Supplied material start
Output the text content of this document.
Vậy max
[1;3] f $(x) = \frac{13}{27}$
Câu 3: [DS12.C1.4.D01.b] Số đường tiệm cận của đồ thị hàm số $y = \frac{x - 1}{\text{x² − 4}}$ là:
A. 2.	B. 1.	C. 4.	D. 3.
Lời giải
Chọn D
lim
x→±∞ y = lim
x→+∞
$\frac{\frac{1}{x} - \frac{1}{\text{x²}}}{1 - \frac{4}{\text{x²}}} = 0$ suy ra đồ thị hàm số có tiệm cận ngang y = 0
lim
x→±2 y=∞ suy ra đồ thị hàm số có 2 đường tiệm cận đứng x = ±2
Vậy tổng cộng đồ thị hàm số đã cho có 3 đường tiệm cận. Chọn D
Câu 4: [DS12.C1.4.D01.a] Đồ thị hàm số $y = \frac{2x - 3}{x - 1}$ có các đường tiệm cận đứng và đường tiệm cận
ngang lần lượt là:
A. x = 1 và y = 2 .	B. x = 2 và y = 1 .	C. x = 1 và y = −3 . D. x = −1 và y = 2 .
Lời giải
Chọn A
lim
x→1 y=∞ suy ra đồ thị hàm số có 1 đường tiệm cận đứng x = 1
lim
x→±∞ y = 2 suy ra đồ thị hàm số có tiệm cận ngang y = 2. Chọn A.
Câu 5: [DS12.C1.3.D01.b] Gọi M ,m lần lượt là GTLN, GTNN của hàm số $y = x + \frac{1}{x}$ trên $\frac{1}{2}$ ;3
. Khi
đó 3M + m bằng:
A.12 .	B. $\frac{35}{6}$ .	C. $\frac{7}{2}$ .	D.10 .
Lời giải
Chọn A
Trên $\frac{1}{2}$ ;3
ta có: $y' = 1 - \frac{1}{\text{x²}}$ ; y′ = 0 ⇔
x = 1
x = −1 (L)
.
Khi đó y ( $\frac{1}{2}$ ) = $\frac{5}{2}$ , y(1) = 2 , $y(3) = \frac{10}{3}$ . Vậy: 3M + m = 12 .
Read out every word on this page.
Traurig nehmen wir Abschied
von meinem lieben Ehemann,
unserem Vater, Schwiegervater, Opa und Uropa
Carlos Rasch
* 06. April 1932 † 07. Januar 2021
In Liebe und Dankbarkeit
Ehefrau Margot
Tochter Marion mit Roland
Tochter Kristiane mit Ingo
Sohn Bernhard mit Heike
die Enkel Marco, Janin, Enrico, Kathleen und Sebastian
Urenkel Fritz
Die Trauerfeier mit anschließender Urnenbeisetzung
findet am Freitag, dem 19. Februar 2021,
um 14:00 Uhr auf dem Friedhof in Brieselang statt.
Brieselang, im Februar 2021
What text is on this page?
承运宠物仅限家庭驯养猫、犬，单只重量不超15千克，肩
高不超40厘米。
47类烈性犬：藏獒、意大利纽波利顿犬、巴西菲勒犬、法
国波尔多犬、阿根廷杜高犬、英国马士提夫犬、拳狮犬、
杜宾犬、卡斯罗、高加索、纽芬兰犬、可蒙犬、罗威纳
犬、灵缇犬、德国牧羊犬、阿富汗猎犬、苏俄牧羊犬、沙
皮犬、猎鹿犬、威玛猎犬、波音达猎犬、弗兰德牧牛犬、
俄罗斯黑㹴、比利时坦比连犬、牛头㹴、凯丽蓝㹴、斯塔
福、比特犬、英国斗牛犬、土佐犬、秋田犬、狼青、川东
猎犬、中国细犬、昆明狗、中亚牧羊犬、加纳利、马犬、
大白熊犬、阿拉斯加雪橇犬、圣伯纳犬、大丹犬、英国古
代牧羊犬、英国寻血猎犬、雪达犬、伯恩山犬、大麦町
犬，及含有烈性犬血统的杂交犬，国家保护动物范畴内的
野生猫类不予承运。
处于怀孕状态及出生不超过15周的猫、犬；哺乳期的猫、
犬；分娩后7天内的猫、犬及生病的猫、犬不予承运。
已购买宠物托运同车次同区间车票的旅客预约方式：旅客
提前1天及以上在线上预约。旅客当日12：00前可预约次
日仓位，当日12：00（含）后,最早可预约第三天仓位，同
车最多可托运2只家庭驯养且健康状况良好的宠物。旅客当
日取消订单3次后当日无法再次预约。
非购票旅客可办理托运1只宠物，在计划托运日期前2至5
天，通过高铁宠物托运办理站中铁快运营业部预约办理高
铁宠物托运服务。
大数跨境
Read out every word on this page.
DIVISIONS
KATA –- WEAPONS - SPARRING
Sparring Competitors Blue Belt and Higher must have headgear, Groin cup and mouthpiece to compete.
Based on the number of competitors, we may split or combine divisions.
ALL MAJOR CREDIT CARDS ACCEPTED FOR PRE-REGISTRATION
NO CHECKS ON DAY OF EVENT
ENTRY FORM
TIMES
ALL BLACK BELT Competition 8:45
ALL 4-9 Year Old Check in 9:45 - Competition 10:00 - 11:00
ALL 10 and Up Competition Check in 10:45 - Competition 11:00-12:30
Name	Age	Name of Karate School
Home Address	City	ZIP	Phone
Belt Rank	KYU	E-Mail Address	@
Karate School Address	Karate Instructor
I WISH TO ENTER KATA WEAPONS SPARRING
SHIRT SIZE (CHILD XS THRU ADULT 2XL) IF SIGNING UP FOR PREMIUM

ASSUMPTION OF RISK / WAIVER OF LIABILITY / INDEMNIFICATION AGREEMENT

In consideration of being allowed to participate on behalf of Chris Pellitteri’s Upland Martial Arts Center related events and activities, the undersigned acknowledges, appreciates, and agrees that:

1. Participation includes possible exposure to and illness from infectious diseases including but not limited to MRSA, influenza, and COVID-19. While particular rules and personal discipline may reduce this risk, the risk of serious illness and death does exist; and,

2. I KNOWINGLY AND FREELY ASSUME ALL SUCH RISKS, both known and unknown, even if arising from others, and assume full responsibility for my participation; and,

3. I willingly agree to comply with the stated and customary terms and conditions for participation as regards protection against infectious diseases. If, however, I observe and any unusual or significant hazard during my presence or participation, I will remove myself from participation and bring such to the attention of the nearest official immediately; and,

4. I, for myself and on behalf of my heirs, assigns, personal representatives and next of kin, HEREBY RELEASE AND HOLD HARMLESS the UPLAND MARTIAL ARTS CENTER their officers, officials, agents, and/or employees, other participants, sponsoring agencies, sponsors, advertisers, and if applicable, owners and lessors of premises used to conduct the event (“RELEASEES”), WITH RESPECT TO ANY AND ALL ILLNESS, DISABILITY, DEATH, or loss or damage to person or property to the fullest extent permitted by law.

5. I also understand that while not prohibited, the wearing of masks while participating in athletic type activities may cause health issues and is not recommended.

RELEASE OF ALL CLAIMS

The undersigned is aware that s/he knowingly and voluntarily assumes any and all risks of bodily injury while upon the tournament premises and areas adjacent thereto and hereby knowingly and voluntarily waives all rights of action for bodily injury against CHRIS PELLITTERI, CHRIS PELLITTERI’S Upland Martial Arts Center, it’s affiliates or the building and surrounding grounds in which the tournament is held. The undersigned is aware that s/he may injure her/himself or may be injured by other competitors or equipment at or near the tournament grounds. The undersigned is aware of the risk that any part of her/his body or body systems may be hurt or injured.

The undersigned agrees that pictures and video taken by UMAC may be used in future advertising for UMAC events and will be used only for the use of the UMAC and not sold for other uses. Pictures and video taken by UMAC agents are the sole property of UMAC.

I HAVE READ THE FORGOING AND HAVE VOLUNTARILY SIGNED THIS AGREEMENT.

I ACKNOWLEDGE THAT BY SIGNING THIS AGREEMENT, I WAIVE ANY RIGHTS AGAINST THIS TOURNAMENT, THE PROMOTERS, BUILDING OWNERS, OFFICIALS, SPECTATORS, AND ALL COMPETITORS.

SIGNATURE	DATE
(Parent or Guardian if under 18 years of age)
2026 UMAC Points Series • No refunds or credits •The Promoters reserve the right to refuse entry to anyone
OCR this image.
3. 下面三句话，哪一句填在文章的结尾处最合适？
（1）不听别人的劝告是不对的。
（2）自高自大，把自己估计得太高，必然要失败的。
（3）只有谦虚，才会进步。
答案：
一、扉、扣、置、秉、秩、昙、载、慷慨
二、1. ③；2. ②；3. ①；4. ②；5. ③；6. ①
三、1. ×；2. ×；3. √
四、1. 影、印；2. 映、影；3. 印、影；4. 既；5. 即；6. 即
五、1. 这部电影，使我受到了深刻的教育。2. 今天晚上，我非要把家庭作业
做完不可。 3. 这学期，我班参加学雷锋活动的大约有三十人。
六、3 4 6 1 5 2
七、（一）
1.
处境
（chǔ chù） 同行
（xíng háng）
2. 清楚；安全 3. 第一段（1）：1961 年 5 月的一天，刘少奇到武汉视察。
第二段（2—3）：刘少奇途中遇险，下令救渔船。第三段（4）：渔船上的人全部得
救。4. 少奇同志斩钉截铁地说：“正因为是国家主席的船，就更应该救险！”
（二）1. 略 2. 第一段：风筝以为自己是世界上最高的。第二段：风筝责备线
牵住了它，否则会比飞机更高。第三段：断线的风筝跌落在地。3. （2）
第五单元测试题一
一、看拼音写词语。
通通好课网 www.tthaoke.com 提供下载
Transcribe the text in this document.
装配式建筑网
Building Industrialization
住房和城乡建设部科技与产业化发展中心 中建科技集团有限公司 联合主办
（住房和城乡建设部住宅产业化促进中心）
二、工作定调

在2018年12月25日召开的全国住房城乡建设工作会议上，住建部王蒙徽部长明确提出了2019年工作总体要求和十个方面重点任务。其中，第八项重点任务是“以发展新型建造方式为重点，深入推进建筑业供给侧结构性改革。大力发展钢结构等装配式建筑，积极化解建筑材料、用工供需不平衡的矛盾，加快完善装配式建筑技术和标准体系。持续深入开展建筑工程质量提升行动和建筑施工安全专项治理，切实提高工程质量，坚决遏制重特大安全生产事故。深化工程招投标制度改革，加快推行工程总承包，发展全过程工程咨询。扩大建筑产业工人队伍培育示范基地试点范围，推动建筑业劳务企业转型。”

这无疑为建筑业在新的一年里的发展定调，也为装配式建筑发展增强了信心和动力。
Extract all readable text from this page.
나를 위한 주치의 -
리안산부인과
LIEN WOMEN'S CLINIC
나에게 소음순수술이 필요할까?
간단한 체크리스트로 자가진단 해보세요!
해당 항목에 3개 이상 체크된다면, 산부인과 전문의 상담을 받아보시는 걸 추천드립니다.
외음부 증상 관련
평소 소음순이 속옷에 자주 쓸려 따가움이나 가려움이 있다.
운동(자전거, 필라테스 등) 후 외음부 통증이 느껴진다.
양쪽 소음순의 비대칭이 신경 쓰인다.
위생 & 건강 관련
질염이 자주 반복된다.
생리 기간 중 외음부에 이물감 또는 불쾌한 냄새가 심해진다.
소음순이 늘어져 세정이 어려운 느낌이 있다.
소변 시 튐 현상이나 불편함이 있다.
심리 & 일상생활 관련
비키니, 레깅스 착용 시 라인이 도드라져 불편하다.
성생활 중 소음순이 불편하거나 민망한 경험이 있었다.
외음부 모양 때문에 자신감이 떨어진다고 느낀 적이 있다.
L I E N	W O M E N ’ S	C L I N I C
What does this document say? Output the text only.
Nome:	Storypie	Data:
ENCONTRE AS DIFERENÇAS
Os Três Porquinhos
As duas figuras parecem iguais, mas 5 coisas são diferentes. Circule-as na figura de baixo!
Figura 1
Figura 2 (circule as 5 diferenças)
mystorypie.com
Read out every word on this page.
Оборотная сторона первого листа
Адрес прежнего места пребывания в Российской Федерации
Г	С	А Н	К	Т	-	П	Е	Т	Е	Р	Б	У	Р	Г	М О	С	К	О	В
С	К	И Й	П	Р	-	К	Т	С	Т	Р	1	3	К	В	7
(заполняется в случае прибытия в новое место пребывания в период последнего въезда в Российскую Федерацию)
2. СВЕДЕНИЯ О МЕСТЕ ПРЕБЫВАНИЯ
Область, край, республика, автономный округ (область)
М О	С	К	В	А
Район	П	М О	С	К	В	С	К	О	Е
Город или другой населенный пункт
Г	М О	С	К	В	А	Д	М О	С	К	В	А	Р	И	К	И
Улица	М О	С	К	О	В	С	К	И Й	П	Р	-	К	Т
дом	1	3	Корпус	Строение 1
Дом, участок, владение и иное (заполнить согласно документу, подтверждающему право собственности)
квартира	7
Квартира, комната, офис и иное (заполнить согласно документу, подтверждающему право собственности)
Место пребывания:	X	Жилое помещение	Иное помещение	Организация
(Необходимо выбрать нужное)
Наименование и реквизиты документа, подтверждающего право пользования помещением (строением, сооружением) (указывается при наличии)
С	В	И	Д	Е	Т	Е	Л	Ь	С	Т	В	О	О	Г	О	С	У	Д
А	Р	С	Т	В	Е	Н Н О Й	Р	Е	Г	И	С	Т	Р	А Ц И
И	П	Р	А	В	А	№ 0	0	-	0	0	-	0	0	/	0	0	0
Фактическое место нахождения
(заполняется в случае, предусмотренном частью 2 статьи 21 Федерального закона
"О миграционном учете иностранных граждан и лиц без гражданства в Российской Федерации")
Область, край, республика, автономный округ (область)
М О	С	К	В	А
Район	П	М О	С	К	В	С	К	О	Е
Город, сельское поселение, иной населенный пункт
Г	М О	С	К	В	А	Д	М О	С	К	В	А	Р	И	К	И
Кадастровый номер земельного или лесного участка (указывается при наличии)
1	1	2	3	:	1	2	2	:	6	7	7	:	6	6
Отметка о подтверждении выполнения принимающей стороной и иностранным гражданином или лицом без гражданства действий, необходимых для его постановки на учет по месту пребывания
Supplied material end
◆ Required work ◆
Report each line of the material above where the word "소음순이" appears.

◆ Answer for the task ◆
평소 소음순이 속옷에 자주 쓸려 따가움이나 가려움이 있다.
소음순이 늘어져 세정이 어려운 느낌이 있다.
성생활 중 소음순이 불편하거나 민망한 경험이 있었다.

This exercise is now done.